Hmm, seeing it, I don't think empty_bar() is a good function name.
setup_empty_bar() or empty_bar_setup() would make more clear what
the function's purpose is.

> - no is_hardware_domain check

Please wait a little to see whether Roger has any input on this aspect.

Jan
Roger Pau Monné Feb. 8, 2022, 9:25 a.m. UTC | #4
On Fri, Feb 04, 2022 at 08:34:52AM +0200, Oleksandr Andrushchenko wrote:
> From: Oleksandr Andrushchenko <oleksandr_andrushchenko@epam.com>
> 
> Add relevant vpci register handlers when assigning PCI device to a domain
> and remove those when de-assigning. This allows having different
> handlers for different domains, e.g. hwdom and other guests.
> 
> Emulate guest BAR register values: this allows creating a guest view
> of the registers and emulates size and properties probe as it is done
> during PCI device enumeration by the guest.
> 
> All empty, IO and ROM BARs for guests are emulated by returning 0 on
> reads and ignoring writes: this BARs are special with this respect as
> their lower bits have special meaning, so returning default ~0 on read
> may confuse guest OS.
> 
> Memory decoding is initially disabled when used by guests in order to
> prevent the BAR being placed on top of a RAM region.
> 
> Signed-off-by: Oleksandr Andrushchenko <oleksandr_andrushchenko@epam.com>
> ---
> Since v5:
> - make sure that the guest set address has the same page offset
>   as the physical address on the host
> - remove guest_rom_{read|write} as those just implement the default
>   behaviour of the registers not being handled
> - adjusted comment for struct vpci.addr field
> - add guest handlers for BARs which are not handled and will otherwise
>   return ~0 on read and ignore writes. The BARs are special with this
>   respect as their lower bits have special meaning, so returning ~0
>   doesn't seem to be right
> Since v4:
> - updated commit message
> - s/guest_addr/guest_reg
> Since v3:
> - squashed two patches: dynamic add/remove handlers and guest BAR
>   handler implementation
> - fix guest BAR read of the high part of a 64bit BAR (Roger)

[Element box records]
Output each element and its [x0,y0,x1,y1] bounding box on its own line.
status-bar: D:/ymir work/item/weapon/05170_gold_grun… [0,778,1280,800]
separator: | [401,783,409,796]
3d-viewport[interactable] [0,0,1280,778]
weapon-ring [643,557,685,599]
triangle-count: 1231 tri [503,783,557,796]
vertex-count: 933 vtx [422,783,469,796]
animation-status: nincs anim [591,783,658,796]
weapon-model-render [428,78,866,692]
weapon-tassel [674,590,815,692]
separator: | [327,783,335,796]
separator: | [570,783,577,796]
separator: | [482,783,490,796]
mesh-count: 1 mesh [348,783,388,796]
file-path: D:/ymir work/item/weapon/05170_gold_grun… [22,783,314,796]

...

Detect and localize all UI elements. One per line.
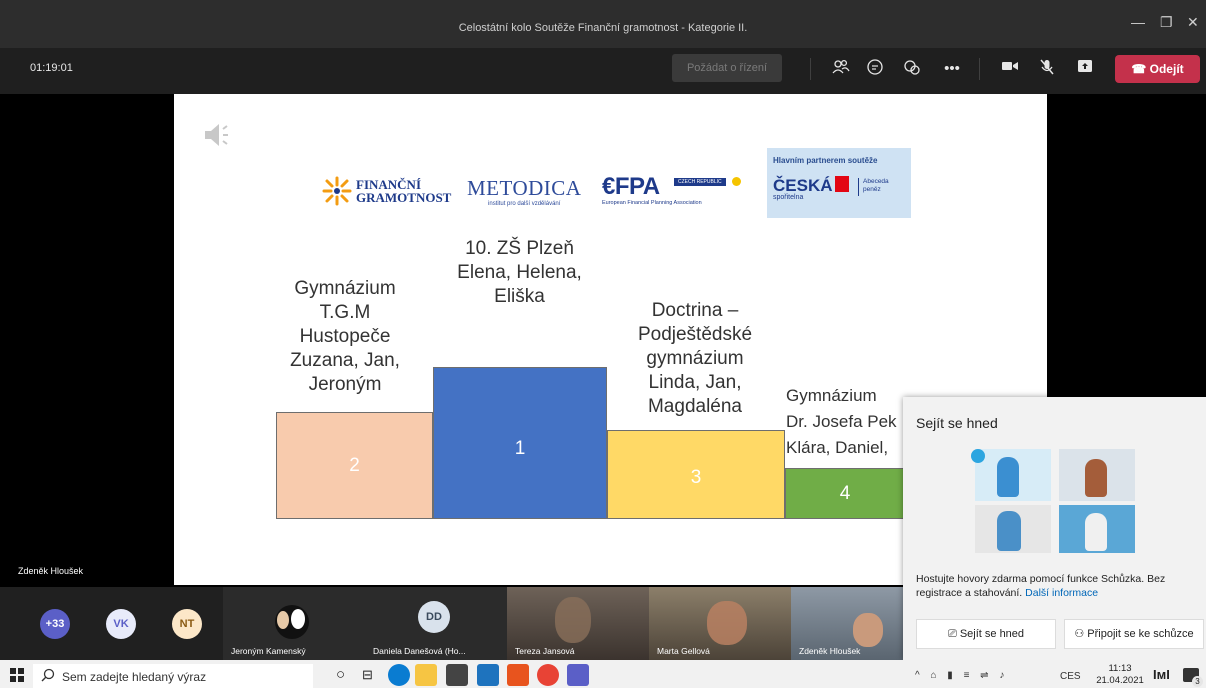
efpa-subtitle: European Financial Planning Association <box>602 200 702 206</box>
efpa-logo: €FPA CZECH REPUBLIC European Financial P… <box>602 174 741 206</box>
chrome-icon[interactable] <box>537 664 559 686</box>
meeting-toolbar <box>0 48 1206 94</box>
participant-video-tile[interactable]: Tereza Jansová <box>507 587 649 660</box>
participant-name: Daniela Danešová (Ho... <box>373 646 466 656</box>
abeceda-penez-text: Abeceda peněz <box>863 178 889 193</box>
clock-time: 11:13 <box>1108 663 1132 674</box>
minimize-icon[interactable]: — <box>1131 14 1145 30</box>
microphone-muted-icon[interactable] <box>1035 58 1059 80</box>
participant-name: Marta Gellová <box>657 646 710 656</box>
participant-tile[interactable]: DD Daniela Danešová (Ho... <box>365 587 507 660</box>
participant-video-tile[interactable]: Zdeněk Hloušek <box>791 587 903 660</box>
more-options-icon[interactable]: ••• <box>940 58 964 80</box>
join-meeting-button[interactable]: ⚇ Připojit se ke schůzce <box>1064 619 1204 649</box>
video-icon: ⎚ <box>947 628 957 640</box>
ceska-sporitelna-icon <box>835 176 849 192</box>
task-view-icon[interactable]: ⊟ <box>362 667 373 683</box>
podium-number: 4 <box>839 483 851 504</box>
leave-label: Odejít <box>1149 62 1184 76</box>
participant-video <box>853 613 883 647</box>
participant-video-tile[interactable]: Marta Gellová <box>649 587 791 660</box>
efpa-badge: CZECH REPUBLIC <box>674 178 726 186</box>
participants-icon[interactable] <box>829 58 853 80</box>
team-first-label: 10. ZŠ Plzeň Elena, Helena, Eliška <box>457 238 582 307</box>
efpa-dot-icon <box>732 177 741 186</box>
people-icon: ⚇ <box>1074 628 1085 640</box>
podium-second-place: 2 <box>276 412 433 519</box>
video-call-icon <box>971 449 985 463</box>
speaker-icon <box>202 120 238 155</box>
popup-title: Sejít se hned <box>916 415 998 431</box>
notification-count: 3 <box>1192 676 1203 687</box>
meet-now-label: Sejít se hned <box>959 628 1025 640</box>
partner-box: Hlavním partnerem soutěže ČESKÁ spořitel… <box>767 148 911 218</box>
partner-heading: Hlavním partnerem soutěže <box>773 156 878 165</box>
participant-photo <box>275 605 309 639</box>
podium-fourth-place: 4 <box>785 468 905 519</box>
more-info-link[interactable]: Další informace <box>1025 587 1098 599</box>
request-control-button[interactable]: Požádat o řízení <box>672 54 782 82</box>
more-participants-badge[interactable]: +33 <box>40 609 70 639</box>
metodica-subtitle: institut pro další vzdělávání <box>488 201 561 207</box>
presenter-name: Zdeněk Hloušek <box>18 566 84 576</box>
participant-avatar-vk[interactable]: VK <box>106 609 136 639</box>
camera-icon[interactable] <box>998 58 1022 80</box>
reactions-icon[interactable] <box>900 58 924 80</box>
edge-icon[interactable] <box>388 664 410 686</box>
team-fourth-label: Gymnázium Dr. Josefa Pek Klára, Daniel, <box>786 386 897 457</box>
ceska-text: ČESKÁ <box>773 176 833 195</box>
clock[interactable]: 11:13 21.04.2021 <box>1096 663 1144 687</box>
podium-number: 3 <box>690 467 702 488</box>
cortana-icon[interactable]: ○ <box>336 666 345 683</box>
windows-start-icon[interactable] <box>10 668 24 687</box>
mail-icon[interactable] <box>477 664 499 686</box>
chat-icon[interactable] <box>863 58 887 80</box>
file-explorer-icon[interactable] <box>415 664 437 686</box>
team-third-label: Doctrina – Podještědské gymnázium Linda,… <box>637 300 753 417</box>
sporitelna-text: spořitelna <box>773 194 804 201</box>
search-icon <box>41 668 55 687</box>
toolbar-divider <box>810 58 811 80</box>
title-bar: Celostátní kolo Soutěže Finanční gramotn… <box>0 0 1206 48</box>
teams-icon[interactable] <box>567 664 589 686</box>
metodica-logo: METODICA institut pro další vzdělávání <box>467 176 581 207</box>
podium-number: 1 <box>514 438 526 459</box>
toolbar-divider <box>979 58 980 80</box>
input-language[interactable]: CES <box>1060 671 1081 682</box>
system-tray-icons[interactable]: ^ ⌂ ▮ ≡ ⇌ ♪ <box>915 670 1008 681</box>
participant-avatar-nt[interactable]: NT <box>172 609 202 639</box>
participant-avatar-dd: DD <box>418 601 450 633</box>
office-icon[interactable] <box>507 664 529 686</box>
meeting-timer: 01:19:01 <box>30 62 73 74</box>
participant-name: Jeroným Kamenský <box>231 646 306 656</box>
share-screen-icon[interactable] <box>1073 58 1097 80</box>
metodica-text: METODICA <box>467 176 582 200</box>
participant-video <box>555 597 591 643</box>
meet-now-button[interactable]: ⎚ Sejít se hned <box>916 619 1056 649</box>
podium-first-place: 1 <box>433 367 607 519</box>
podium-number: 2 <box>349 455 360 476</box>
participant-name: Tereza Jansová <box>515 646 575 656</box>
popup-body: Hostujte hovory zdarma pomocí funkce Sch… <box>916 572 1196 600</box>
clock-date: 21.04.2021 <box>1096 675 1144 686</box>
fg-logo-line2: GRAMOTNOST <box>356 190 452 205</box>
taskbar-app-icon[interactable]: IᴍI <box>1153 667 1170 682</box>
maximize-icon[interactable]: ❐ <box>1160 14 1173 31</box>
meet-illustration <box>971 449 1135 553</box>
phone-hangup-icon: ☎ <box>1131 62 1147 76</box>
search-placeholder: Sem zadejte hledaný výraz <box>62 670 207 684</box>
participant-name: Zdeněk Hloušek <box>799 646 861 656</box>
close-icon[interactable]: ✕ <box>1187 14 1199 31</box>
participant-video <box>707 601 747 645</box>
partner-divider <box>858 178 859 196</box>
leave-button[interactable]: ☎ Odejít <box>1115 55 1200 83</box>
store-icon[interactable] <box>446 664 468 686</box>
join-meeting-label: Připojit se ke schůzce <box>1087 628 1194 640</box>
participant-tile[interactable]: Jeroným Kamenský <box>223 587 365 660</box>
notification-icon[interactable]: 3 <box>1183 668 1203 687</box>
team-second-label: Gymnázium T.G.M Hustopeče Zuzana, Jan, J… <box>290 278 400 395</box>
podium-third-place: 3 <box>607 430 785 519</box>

What you should do »
Continue the vPCI patch review thread from the point where it stops.

Exercise answer »
> - add error handling to vpci_assign_device
> - s/dom%pd/%pd
> - blank line before return
> Since v2:
> - remove unneeded ifdefs for CONFIG_HAS_VPCI_GUEST_SUPPORT as more code
>   has been eliminated from being built on x86
> Since v1:
>  - constify struct pci_dev where possible
>  - do not open code is_system_domain()
>  - simplify some code3. simplify
>  - use gdprintk + error code instead of gprintk
>  - gate vpci_bar_{add|remove}_handlers with CONFIG_HAS_VPCI_GUEST_SUPPORT,
>    so these do not get compiled for x86
>  - removed unneeded is_system_domain check
>  - re-work guest read/write to be much simpler and do more work on write
>    than read which is expected to be called more frequently
>  - removed one too obvious comment
> ---
>  xen/drivers/vpci/header.c | 131 +++++++++++++++++++++++++++++++++-----
>  xen/include/xen/vpci.h    |   3 +
>  2 files changed, 118 insertions(+), 16 deletions(-)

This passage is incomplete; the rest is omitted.